Rows>
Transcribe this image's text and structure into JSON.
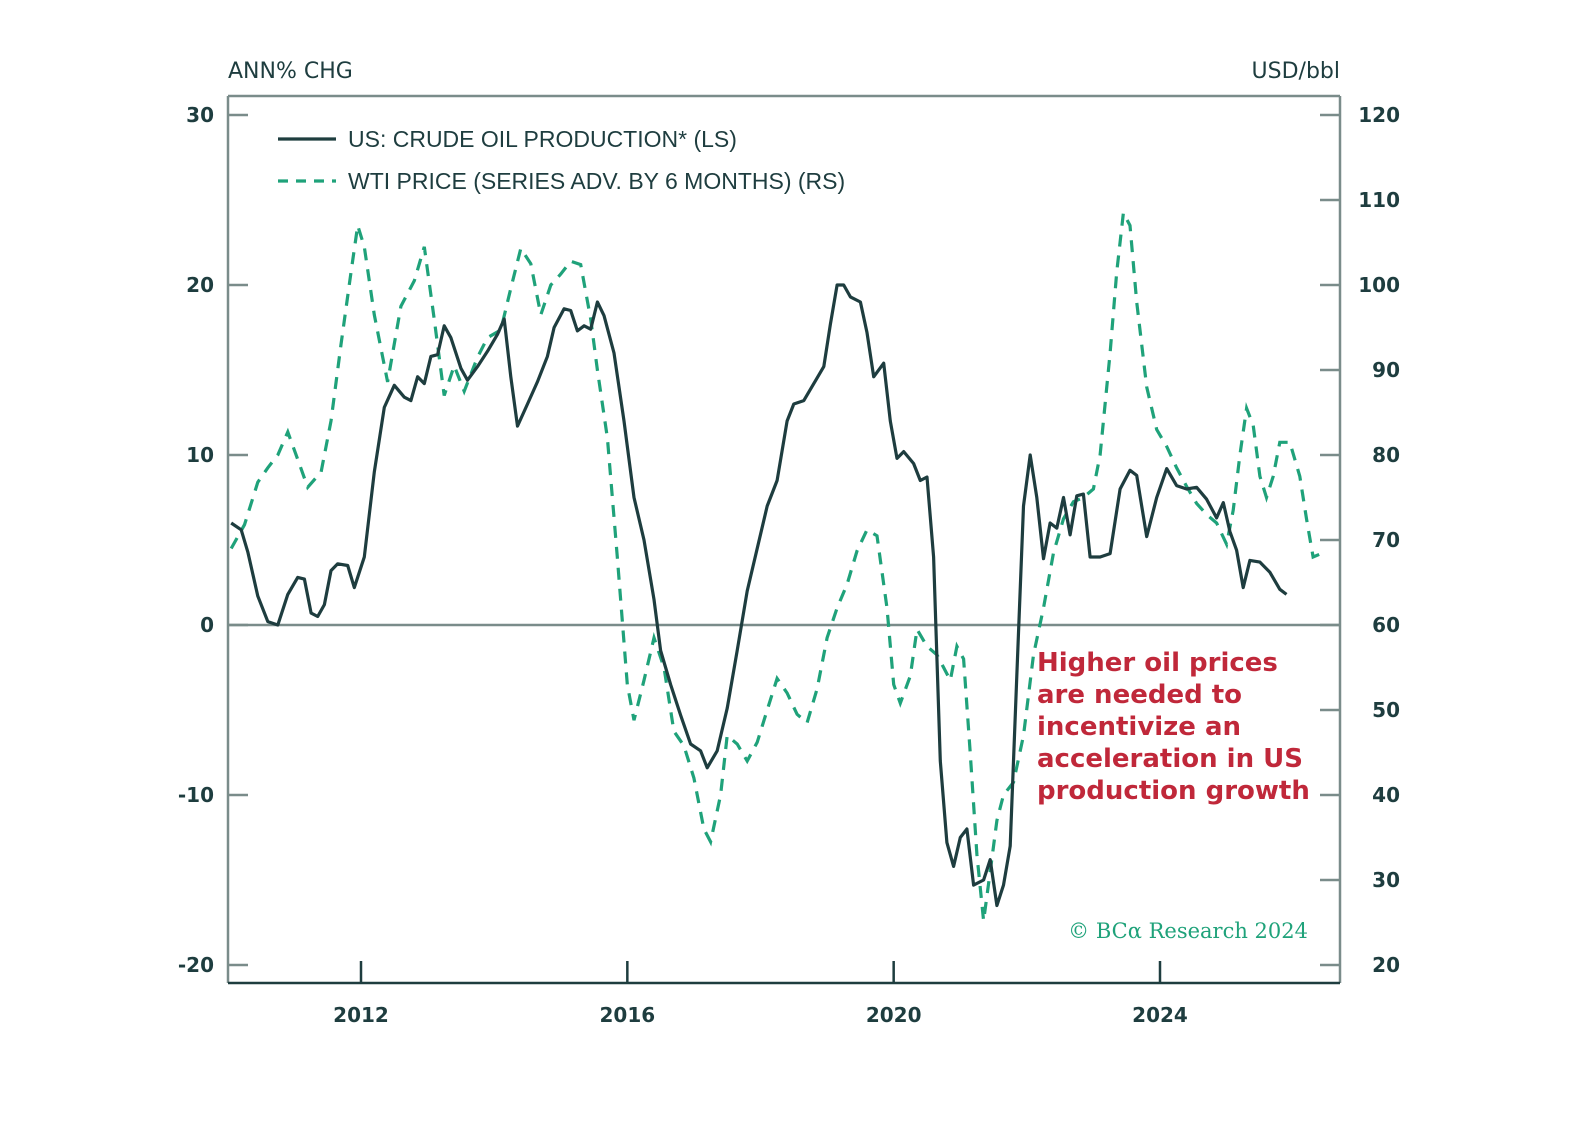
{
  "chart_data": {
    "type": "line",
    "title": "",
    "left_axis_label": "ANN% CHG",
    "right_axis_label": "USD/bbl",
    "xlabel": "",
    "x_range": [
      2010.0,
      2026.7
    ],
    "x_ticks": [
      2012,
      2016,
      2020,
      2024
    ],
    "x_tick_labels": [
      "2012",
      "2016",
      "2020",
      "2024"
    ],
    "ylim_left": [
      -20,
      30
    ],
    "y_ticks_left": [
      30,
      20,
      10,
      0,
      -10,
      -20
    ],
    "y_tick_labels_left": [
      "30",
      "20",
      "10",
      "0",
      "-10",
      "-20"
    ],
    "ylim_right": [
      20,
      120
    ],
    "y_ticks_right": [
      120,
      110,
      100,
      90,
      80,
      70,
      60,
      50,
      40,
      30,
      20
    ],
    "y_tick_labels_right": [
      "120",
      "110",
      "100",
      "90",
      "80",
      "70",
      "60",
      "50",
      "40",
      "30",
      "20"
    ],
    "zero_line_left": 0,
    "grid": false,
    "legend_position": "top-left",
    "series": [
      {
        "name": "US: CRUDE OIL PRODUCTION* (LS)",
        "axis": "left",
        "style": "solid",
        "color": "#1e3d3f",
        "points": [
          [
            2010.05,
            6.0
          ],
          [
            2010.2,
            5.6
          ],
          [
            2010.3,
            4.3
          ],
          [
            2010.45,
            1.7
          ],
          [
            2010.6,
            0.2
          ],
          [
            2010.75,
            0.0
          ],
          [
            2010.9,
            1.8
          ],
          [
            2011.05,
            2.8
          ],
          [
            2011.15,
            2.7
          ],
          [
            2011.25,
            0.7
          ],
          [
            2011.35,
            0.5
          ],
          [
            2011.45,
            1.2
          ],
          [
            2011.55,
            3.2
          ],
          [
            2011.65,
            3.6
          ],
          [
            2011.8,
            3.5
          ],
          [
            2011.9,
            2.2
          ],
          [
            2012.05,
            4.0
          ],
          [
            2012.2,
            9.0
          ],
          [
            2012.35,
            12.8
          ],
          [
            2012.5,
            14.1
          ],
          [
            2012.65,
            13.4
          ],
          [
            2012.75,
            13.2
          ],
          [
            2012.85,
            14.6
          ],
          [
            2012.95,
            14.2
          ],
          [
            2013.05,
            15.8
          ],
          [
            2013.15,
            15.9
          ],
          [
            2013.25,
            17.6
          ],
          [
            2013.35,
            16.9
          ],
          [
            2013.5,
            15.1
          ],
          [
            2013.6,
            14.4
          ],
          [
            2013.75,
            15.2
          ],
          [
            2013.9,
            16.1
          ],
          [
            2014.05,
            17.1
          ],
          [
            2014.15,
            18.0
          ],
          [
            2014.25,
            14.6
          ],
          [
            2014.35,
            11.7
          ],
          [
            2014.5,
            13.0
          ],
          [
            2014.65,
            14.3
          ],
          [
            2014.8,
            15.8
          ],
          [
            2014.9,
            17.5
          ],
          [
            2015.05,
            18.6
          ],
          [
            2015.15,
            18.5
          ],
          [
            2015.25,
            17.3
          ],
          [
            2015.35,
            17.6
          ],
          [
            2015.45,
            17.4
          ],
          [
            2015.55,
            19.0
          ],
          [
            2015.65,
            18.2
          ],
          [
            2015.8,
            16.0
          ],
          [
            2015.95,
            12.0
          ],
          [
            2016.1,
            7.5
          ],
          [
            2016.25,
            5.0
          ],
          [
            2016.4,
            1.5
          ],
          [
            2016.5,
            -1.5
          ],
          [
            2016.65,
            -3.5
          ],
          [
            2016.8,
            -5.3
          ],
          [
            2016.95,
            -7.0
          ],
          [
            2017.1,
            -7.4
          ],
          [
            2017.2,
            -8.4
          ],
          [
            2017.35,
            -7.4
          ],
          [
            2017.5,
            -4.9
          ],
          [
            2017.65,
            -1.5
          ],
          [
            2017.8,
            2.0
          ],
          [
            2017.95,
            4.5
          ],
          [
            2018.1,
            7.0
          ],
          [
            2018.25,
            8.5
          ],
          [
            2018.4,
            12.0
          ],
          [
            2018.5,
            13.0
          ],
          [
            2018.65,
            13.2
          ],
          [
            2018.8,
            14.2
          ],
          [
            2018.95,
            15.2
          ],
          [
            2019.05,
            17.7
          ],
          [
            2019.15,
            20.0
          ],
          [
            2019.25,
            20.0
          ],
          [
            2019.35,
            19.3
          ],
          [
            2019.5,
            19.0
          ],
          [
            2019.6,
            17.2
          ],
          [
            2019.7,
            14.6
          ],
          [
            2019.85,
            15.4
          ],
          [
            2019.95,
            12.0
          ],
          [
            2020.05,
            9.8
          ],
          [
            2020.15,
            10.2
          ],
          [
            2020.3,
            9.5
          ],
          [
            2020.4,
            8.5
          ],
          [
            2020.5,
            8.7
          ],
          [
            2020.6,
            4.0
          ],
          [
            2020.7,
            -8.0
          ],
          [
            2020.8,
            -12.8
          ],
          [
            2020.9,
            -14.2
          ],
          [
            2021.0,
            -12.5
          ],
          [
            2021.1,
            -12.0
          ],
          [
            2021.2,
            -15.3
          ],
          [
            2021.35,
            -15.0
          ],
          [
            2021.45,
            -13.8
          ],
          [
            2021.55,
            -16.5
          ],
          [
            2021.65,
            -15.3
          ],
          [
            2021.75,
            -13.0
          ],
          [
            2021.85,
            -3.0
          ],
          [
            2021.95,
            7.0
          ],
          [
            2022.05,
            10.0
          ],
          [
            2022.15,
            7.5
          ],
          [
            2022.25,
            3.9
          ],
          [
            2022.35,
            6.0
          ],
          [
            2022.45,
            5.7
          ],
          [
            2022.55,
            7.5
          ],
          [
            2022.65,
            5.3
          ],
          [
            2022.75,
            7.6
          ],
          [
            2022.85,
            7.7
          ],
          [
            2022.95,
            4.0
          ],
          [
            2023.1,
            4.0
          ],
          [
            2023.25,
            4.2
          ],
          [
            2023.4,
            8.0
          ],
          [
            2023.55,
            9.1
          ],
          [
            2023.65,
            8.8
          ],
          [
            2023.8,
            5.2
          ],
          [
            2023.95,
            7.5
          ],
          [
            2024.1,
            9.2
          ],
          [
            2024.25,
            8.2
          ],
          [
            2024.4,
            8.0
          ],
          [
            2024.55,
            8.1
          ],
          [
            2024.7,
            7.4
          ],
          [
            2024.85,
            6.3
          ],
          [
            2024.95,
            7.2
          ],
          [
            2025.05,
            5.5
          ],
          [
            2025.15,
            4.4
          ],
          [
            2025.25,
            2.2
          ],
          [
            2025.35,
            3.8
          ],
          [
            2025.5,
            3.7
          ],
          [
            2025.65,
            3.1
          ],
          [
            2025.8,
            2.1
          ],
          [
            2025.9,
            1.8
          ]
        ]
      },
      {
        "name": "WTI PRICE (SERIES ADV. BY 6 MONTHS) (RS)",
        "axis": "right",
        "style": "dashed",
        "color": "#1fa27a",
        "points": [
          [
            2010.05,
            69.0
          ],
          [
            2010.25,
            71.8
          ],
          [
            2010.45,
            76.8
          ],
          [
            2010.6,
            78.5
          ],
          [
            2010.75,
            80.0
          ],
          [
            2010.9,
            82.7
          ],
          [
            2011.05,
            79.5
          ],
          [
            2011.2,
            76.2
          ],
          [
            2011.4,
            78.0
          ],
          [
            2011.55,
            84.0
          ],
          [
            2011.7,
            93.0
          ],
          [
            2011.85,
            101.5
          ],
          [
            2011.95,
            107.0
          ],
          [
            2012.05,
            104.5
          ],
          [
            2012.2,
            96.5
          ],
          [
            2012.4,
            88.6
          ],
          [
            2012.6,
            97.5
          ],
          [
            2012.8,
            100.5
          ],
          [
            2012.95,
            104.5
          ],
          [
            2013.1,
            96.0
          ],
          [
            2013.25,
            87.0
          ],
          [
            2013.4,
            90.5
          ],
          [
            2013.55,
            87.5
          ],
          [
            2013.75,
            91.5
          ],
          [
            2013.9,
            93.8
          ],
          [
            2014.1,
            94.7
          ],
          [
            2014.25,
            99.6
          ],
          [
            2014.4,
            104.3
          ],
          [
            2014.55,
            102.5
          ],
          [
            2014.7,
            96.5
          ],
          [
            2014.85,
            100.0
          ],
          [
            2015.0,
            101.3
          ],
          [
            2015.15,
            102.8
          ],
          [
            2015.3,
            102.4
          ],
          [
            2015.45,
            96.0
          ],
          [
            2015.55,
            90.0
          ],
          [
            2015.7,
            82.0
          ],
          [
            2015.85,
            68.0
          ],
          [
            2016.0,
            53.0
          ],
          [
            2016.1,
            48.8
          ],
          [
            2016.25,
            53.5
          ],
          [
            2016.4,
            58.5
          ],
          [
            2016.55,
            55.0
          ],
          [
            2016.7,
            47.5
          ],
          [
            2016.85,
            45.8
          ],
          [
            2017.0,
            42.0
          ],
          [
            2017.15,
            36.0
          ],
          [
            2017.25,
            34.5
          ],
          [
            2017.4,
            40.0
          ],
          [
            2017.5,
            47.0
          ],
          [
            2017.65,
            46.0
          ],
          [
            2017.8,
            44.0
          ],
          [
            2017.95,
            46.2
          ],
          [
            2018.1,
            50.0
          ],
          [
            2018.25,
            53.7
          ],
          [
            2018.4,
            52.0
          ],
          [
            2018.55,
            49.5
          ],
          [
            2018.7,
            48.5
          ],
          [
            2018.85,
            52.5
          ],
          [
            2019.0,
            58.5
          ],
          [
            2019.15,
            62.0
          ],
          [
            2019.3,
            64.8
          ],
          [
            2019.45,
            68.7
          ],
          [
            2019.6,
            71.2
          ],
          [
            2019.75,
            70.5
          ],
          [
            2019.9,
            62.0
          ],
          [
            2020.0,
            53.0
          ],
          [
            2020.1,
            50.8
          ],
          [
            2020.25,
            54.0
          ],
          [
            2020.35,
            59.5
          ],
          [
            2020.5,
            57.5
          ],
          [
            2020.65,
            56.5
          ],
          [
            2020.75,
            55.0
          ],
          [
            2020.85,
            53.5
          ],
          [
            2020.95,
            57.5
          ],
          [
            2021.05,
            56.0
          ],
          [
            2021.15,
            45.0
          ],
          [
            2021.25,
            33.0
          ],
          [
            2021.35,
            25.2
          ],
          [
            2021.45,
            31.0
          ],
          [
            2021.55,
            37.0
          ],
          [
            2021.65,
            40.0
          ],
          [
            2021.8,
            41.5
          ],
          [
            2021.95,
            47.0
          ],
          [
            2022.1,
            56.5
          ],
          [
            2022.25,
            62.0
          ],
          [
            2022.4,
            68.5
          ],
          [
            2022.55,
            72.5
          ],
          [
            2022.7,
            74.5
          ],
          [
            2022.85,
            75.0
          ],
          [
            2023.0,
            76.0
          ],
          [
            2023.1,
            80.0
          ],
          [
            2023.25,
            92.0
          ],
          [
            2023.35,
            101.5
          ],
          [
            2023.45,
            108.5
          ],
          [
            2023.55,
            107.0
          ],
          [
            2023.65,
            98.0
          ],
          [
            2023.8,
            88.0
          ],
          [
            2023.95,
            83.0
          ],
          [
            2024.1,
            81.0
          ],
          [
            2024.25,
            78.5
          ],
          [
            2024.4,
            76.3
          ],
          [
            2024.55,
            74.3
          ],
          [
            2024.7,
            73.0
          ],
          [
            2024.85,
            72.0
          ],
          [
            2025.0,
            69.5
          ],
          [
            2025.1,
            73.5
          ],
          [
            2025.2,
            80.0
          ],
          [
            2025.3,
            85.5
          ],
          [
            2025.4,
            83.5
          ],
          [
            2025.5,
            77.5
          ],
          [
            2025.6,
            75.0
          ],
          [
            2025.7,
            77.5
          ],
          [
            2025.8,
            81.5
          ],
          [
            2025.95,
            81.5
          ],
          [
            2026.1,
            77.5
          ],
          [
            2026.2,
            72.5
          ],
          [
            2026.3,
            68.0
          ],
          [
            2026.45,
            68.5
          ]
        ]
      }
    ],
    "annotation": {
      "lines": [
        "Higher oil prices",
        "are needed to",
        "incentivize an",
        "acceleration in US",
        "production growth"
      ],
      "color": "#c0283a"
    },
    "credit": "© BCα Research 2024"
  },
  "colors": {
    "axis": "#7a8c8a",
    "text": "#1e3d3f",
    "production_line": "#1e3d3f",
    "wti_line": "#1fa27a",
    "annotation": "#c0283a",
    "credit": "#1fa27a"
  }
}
---
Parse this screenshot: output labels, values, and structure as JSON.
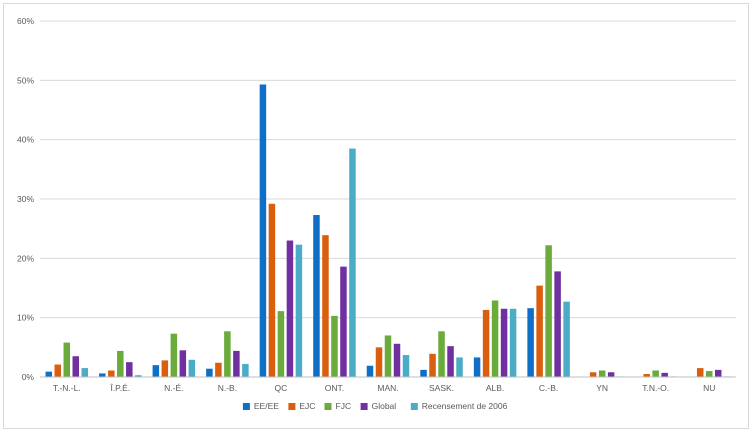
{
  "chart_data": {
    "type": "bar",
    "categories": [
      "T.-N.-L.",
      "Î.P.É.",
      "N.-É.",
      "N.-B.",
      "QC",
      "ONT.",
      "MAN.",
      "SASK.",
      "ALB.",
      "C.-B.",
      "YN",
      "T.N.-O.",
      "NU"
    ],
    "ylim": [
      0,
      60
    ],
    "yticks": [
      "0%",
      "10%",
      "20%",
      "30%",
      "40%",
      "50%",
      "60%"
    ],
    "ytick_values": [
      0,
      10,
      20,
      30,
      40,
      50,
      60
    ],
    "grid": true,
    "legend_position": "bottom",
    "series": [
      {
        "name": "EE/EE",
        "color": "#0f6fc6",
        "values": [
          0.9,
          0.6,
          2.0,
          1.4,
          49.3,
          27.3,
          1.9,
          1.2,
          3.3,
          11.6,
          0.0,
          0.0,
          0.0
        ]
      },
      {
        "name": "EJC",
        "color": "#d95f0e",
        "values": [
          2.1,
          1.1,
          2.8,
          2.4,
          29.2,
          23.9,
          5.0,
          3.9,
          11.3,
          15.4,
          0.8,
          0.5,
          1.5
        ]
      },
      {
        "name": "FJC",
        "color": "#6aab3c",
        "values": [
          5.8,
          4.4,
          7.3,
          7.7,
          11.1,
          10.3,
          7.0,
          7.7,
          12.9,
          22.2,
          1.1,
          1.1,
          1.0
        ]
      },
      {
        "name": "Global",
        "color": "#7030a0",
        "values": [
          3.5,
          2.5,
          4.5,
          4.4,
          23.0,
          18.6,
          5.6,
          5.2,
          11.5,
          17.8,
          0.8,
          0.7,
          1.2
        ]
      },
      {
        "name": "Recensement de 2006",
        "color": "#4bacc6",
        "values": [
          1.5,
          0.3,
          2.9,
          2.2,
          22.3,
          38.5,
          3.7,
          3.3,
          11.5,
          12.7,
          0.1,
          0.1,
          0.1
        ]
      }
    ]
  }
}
...
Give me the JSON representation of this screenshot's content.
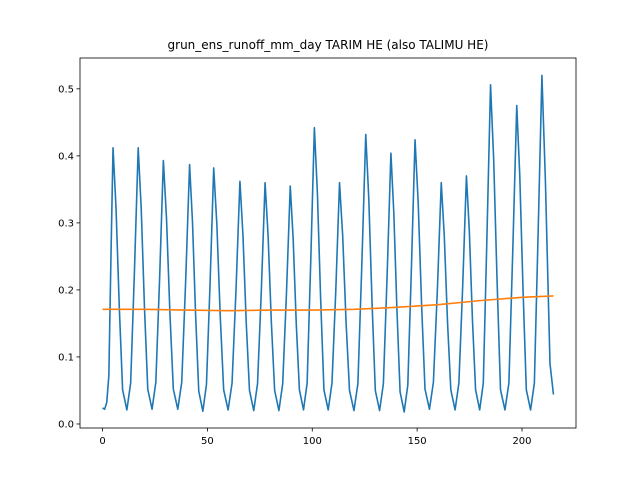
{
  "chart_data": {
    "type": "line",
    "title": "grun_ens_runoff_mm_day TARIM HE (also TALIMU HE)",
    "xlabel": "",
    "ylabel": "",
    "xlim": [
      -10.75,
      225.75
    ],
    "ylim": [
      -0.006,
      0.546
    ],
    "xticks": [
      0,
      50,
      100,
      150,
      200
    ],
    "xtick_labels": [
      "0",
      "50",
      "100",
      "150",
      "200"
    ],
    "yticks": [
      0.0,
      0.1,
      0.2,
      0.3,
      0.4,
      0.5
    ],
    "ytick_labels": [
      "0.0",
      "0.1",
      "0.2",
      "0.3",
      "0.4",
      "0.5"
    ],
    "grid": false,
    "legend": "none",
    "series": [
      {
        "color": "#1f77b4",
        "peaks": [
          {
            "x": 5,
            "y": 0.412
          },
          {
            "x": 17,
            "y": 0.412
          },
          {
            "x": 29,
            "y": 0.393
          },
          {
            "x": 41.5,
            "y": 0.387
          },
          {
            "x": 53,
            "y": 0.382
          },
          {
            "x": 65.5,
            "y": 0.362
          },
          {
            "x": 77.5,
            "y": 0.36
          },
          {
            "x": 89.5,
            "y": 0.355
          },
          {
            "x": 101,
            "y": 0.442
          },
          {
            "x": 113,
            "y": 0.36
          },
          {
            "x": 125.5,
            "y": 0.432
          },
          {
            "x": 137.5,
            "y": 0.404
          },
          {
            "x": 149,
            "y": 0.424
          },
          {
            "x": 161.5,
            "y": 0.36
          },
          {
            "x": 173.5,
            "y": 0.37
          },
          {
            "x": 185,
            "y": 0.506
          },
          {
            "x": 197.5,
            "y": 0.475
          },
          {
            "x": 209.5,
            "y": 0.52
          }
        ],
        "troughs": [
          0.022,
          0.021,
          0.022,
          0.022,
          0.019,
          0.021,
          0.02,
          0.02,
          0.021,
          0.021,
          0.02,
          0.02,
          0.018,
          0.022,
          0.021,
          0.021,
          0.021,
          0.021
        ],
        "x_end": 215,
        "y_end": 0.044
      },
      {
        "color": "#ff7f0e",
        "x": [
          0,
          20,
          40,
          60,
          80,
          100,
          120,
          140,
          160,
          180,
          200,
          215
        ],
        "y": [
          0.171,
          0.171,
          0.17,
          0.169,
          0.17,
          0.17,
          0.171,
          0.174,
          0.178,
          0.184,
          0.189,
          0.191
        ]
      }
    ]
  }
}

What the task requires> Exactly how many lines in the data above contain the word "name"? Respond with the number and nothing more.

Task result> 7